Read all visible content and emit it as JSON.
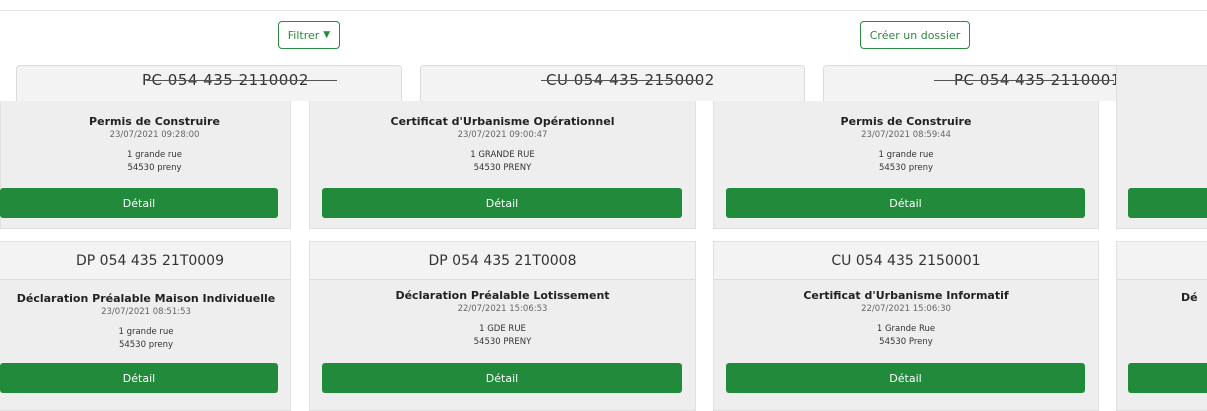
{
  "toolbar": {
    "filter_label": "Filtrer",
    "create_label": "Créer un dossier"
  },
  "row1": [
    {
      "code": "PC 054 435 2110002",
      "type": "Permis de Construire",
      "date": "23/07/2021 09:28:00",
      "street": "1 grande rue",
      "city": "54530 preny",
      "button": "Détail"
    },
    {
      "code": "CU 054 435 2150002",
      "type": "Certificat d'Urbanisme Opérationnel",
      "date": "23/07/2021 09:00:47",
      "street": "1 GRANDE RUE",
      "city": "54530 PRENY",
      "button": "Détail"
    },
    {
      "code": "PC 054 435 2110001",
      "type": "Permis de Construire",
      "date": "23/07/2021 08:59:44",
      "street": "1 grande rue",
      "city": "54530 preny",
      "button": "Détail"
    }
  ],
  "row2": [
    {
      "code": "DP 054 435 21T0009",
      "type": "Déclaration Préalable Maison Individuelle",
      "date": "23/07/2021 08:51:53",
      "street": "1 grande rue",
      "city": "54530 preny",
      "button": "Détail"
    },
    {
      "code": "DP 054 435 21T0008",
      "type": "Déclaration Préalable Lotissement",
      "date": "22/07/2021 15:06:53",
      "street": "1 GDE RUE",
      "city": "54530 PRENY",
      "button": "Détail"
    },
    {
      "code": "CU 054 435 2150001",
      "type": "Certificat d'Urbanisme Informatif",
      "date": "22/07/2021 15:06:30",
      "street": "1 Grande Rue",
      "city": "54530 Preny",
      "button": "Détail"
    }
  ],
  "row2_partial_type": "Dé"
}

* _GIVEN INSTRUCTION_: Output the entries above exactly, without their pictures.

* _PROBLEM SOLUTION_:
Read all visible content and emit it as JSON.
{
  "toolbar": {
    "filter_label": "Filtrer",
    "create_label": "Créer un dossier"
  },
  "row1": [
    {
      "code": "PC 054 435 2110002",
      "type": "Permis de Construire",
      "date": "23/07/2021 09:28:00",
      "street": "1 grande rue",
      "city": "54530 preny",
      "button": "Détail"
    },
    {
      "code": "CU 054 435 2150002",
      "type": "Certificat d'Urbanisme Opérationnel",
      "date": "23/07/2021 09:00:47",
      "street": "1 GRANDE RUE",
      "city": "54530 PRENY",
      "button": "Détail"
    },
    {
      "code": "PC 054 435 2110001",
      "type": "Permis de Construire",
      "date": "23/07/2021 08:59:44",
      "street": "1 grande rue",
      "city": "54530 preny",
      "button": "Détail"
    }
  ],
  "row2": [
    {
      "code": "DP 054 435 21T0009",
      "type": "Déclaration Préalable Maison Individuelle",
      "date": "23/07/2021 08:51:53",
      "street": "1 grande rue",
      "city": "54530 preny",
      "button": "Détail"
    },
    {
      "code": "DP 054 435 21T0008",
      "type": "Déclaration Préalable Lotissement",
      "date": "22/07/2021 15:06:53",
      "street": "1 GDE RUE",
      "city": "54530 PRENY",
      "button": "Détail"
    },
    {
      "code": "CU 054 435 2150001",
      "type": "Certificat d'Urbanisme Informatif",
      "date": "22/07/2021 15:06:30",
      "street": "1 Grande Rue",
      "city": "54530 Preny",
      "button": "Détail"
    }
  ],
  "row2_partial_type": "Dé"
}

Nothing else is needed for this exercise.